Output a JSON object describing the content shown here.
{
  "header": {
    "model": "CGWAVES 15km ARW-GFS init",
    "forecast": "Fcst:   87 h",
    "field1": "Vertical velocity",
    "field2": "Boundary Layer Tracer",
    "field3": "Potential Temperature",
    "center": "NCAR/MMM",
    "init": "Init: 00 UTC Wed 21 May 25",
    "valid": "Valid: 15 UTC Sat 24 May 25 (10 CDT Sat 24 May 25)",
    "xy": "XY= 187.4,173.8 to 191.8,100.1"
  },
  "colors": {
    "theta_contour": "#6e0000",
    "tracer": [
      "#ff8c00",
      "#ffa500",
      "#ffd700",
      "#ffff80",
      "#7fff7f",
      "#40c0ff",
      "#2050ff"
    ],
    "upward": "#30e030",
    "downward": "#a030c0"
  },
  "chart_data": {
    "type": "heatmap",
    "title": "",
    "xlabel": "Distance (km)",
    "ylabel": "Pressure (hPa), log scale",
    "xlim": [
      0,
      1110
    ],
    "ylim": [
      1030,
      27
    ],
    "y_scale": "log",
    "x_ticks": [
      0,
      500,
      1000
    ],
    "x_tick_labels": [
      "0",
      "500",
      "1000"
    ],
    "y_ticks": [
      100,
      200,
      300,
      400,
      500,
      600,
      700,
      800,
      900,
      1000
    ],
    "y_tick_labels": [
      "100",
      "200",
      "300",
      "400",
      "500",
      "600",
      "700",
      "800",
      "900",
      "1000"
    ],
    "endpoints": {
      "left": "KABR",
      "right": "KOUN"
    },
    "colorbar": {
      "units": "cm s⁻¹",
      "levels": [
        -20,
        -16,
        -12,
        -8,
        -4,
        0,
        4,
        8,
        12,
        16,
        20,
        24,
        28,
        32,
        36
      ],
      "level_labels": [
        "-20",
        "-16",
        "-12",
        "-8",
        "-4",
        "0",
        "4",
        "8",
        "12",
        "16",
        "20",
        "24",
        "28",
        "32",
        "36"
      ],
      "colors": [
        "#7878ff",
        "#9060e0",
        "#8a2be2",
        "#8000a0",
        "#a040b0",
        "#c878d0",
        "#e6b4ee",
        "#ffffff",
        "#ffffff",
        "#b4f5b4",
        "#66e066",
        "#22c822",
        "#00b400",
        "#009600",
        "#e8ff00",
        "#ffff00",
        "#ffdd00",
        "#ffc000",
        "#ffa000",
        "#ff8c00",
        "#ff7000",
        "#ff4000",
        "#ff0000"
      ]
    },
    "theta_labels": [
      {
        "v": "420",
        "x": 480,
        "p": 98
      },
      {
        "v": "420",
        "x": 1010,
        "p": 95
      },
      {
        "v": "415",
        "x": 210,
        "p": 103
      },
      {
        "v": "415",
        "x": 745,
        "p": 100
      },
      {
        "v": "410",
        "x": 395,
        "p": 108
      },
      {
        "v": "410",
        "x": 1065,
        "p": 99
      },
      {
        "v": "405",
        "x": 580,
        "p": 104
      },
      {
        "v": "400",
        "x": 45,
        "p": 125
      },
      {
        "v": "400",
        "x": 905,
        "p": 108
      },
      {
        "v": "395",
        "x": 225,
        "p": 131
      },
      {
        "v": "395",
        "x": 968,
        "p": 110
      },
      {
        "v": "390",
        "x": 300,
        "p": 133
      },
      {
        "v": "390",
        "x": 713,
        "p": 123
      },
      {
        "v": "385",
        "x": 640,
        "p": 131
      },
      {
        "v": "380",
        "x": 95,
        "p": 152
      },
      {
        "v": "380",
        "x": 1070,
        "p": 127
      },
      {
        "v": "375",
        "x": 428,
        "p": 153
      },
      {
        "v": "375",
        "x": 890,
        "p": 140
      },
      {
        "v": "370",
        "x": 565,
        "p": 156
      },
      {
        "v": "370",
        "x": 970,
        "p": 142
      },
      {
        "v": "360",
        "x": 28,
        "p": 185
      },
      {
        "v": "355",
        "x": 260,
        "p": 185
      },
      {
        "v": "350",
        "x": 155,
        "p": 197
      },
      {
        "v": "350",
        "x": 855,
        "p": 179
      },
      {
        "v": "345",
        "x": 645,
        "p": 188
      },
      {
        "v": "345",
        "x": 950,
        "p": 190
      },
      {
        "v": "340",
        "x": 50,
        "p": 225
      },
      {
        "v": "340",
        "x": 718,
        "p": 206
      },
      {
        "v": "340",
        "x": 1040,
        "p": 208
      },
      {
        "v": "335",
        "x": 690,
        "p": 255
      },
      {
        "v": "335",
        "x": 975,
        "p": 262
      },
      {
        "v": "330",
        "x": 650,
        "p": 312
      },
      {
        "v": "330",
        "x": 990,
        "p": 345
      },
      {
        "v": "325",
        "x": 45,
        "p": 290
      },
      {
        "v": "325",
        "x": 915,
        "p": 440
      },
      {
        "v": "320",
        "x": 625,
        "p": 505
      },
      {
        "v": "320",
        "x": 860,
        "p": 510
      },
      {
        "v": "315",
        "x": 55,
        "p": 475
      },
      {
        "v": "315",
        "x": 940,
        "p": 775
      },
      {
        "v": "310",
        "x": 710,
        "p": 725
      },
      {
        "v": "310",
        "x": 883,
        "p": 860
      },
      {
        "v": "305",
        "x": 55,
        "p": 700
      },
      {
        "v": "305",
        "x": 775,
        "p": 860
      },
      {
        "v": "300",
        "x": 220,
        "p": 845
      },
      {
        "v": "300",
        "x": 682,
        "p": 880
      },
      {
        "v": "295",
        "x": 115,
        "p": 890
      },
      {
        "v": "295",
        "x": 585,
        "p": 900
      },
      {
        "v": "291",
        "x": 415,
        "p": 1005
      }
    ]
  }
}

- - - - -

GIVEN REQUEST
Copy every record exactly, with nothing added or dropped.

TASK ANSWER
Output a JSON object describing the content shown here.
{
  "header": {
    "model": "CGWAVES 15km ARW-GFS init",
    "forecast": "Fcst:   87 h",
    "field1": "Vertical velocity",
    "field2": "Boundary Layer Tracer",
    "field3": "Potential Temperature",
    "center": "NCAR/MMM",
    "init": "Init: 00 UTC Wed 21 May 25",
    "valid": "Valid: 15 UTC Sat 24 May 25 (10 CDT Sat 24 May 25)",
    "xy": "XY= 187.4,173.8 to 191.8,100.1"
  },
  "colors": {
    "theta_contour": "#6e0000",
    "tracer": [
      "#ff8c00",
      "#ffa500",
      "#ffd700",
      "#ffff80",
      "#7fff7f",
      "#40c0ff",
      "#2050ff"
    ],
    "upward": "#30e030",
    "downward": "#a030c0"
  },
  "chart_data": {
    "type": "heatmap",
    "title": "",
    "xlabel": "Distance (km)",
    "ylabel": "Pressure (hPa), log scale",
    "xlim": [
      0,
      1110
    ],
    "ylim": [
      1030,
      27
    ],
    "y_scale": "log",
    "x_ticks": [
      0,
      500,
      1000
    ],
    "x_tick_labels": [
      "0",
      "500",
      "1000"
    ],
    "y_ticks": [
      100,
      200,
      300,
      400,
      500,
      600,
      700,
      800,
      900,
      1000
    ],
    "y_tick_labels": [
      "100",
      "200",
      "300",
      "400",
      "500",
      "600",
      "700",
      "800",
      "900",
      "1000"
    ],
    "endpoints": {
      "left": "KABR",
      "right": "KOUN"
    },
    "colorbar": {
      "units": "cm s⁻¹",
      "levels": [
        -20,
        -16,
        -12,
        -8,
        -4,
        0,
        4,
        8,
        12,
        16,
        20,
        24,
        28,
        32,
        36
      ],
      "level_labels": [
        "-20",
        "-16",
        "-12",
        "-8",
        "-4",
        "0",
        "4",
        "8",
        "12",
        "16",
        "20",
        "24",
        "28",
        "32",
        "36"
      ],
      "colors": [
        "#7878ff",
        "#9060e0",
        "#8a2be2",
        "#8000a0",
        "#a040b0",
        "#c878d0",
        "#e6b4ee",
        "#ffffff",
        "#ffffff",
        "#b4f5b4",
        "#66e066",
        "#22c822",
        "#00b400",
        "#009600",
        "#e8ff00",
        "#ffff00",
        "#ffdd00",
        "#ffc000",
        "#ffa000",
        "#ff8c00",
        "#ff7000",
        "#ff4000",
        "#ff0000"
      ]
    },
    "theta_labels": [
      {
        "v": "420",
        "x": 480,
        "p": 98
      },
      {
        "v": "420",
        "x": 1010,
        "p": 95
      },
      {
        "v": "415",
        "x": 210,
        "p": 103
      },
      {
        "v": "415",
        "x": 745,
        "p": 100
      },
      {
        "v": "410",
        "x": 395,
        "p": 108
      },
      {
        "v": "410",
        "x": 1065,
        "p": 99
      },
      {
        "v": "405",
        "x": 580,
        "p": 104
      },
      {
        "v": "400",
        "x": 45,
        "p": 125
      },
      {
        "v": "400",
        "x": 905,
        "p": 108
      },
      {
        "v": "395",
        "x": 225,
        "p": 131
      },
      {
        "v": "395",
        "x": 968,
        "p": 110
      },
      {
        "v": "390",
        "x": 300,
        "p": 133
      },
      {
        "v": "390",
        "x": 713,
        "p": 123
      },
      {
        "v": "385",
        "x": 640,
        "p": 131
      },
      {
        "v": "380",
        "x": 95,
        "p": 152
      },
      {
        "v": "380",
        "x": 1070,
        "p": 127
      },
      {
        "v": "375",
        "x": 428,
        "p": 153
      },
      {
        "v": "375",
        "x": 890,
        "p": 140
      },
      {
        "v": "370",
        "x": 565,
        "p": 156
      },
      {
        "v": "370",
        "x": 970,
        "p": 142
      },
      {
        "v": "360",
        "x": 28,
        "p": 185
      },
      {
        "v": "355",
        "x": 260,
        "p": 185
      },
      {
        "v": "350",
        "x": 155,
        "p": 197
      },
      {
        "v": "350",
        "x": 855,
        "p": 179
      },
      {
        "v": "345",
        "x": 645,
        "p": 188
      },
      {
        "v": "345",
        "x": 950,
        "p": 190
      },
      {
        "v": "340",
        "x": 50,
        "p": 225
      },
      {
        "v": "340",
        "x": 718,
        "p": 206
      },
      {
        "v": "340",
        "x": 1040,
        "p": 208
      },
      {
        "v": "335",
        "x": 690,
        "p": 255
      },
      {
        "v": "335",
        "x": 975,
        "p": 262
      },
      {
        "v": "330",
        "x": 650,
        "p": 312
      },
      {
        "v": "330",
        "x": 990,
        "p": 345
      },
      {
        "v": "325",
        "x": 45,
        "p": 290
      },
      {
        "v": "325",
        "x": 915,
        "p": 440
      },
      {
        "v": "320",
        "x": 625,
        "p": 505
      },
      {
        "v": "320",
        "x": 860,
        "p": 510
      },
      {
        "v": "315",
        "x": 55,
        "p": 475
      },
      {
        "v": "315",
        "x": 940,
        "p": 775
      },
      {
        "v": "310",
        "x": 710,
        "p": 725
      },
      {
        "v": "310",
        "x": 883,
        "p": 860
      },
      {
        "v": "305",
        "x": 55,
        "p": 700
      },
      {
        "v": "305",
        "x": 775,
        "p": 860
      },
      {
        "v": "300",
        "x": 220,
        "p": 845
      },
      {
        "v": "300",
        "x": 682,
        "p": 880
      },
      {
        "v": "295",
        "x": 115,
        "p": 890
      },
      {
        "v": "295",
        "x": 585,
        "p": 900
      },
      {
        "v": "291",
        "x": 415,
        "p": 1005
      }
    ]
  }
}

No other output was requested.